### DATA
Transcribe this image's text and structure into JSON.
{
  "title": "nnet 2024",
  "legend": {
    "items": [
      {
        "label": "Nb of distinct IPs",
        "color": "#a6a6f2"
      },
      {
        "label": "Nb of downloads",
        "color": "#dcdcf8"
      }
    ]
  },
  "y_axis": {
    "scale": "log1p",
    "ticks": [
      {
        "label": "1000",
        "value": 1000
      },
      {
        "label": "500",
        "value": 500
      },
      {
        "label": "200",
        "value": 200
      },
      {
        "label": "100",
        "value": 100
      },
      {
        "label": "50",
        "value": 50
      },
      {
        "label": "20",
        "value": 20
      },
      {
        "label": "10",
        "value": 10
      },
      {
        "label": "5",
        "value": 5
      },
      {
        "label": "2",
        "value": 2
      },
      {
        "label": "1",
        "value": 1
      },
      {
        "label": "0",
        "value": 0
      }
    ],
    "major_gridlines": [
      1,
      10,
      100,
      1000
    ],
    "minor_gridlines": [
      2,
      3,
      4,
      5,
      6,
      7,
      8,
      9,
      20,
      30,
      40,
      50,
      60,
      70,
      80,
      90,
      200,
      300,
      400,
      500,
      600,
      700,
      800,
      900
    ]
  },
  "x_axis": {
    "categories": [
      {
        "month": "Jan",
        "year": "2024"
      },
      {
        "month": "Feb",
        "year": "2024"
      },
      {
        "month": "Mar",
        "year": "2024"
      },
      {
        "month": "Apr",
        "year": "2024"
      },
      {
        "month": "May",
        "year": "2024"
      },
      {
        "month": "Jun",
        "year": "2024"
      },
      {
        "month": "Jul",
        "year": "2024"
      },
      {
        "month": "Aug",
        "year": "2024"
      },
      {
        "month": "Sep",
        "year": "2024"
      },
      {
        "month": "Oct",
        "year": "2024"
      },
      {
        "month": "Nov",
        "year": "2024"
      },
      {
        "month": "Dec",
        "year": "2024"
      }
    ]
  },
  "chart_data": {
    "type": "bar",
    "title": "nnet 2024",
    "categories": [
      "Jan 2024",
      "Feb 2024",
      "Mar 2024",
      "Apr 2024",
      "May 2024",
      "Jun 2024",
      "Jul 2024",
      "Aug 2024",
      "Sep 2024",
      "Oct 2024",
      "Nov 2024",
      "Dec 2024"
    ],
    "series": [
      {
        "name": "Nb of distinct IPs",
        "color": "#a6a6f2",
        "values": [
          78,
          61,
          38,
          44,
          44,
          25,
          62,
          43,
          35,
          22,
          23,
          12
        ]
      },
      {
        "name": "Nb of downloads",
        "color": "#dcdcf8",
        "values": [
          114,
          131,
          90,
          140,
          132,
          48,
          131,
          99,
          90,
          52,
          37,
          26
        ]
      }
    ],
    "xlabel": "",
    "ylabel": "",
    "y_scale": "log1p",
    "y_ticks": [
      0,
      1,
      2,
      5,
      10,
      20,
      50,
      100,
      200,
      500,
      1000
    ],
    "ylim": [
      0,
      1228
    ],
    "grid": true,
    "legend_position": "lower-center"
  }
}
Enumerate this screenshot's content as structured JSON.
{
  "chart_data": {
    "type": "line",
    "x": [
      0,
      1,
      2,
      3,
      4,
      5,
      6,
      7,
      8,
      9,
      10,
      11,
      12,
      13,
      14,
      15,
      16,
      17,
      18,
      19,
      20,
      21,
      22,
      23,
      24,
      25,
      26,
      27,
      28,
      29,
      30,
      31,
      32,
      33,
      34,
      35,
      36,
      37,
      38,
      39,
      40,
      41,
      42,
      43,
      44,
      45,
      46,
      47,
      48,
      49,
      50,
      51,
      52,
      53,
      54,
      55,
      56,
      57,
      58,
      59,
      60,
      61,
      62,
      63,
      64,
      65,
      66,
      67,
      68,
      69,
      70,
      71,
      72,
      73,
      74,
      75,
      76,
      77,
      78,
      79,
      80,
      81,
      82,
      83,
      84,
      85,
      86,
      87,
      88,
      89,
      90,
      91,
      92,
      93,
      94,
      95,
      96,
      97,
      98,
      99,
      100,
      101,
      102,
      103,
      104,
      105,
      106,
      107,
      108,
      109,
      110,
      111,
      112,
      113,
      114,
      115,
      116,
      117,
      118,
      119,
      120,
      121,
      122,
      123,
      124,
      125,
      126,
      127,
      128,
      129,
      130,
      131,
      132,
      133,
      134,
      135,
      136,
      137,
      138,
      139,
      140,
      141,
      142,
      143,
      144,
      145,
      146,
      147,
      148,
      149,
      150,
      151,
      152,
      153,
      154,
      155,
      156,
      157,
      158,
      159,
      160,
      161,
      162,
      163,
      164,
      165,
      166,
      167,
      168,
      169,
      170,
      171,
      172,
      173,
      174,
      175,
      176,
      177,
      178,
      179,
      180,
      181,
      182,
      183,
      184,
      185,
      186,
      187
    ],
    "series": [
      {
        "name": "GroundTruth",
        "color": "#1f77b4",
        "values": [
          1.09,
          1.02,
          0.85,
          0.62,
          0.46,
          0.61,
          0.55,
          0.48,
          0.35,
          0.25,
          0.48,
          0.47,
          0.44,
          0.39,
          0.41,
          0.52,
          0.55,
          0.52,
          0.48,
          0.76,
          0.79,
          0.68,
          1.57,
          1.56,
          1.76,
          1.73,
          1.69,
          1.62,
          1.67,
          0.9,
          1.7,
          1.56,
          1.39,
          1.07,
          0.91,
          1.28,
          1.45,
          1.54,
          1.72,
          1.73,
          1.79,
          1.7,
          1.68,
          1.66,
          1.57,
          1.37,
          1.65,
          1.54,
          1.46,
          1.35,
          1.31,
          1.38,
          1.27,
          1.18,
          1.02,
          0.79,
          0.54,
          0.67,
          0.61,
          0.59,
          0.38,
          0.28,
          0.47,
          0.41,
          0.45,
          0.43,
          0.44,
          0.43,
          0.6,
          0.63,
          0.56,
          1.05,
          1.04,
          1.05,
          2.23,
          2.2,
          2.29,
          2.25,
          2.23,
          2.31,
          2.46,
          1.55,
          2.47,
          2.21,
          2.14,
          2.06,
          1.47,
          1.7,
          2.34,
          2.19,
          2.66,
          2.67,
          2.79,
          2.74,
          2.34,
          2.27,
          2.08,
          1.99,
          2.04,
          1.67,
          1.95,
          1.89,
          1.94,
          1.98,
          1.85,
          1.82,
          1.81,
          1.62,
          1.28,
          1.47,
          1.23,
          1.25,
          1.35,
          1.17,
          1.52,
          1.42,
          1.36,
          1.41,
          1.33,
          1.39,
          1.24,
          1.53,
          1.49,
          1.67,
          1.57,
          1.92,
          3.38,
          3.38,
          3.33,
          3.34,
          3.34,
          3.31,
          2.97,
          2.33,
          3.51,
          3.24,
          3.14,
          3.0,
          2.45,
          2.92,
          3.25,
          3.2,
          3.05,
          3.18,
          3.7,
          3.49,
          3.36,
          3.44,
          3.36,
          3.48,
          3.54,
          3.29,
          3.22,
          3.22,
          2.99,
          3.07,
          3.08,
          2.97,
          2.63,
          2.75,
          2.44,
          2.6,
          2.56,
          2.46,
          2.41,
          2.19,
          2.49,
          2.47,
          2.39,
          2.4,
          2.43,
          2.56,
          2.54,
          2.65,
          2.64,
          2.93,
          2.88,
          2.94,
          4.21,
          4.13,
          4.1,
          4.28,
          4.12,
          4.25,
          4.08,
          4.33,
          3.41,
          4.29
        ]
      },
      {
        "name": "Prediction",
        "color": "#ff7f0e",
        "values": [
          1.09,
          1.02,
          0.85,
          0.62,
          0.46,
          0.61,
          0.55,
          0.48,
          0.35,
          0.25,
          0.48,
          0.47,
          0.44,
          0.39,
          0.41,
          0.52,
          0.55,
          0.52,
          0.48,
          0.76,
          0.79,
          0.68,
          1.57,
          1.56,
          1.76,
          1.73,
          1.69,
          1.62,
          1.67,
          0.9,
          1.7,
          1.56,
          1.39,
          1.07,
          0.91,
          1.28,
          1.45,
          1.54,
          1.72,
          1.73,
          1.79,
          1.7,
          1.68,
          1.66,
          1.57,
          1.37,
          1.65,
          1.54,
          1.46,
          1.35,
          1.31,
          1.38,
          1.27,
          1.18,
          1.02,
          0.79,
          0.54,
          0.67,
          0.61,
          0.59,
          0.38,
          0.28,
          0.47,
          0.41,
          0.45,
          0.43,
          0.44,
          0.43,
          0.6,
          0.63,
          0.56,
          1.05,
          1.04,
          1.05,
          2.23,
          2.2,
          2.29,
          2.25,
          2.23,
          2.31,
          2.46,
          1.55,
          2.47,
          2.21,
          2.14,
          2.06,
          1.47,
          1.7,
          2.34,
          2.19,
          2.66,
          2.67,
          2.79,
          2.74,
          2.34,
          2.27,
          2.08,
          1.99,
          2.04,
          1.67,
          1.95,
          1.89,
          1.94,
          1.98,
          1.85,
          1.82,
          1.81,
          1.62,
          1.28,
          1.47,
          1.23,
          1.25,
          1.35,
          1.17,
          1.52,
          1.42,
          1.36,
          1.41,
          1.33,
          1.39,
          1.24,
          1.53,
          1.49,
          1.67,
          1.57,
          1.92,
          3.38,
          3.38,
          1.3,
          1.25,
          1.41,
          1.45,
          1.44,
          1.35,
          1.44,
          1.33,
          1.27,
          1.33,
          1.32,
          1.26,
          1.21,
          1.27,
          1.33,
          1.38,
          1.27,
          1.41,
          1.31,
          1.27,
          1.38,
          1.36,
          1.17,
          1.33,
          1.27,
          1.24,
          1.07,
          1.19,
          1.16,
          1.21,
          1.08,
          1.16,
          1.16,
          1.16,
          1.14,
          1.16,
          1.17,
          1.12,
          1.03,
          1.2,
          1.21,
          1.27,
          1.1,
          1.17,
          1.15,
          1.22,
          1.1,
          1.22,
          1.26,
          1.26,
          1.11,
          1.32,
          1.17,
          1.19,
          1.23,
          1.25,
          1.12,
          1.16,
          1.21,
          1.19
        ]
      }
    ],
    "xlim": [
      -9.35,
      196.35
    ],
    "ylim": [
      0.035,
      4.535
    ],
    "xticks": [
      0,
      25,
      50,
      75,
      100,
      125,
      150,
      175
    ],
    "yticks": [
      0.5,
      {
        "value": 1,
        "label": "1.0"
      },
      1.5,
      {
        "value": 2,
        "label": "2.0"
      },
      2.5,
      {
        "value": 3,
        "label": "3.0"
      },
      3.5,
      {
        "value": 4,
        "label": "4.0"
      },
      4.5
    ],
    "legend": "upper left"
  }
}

### BRIEF
Search the listing for the word "downloads" and return each line that holds it.

### SOLVED EXERCISE
        "label": "Nb of downloads",
        "name": "Nb of downloads",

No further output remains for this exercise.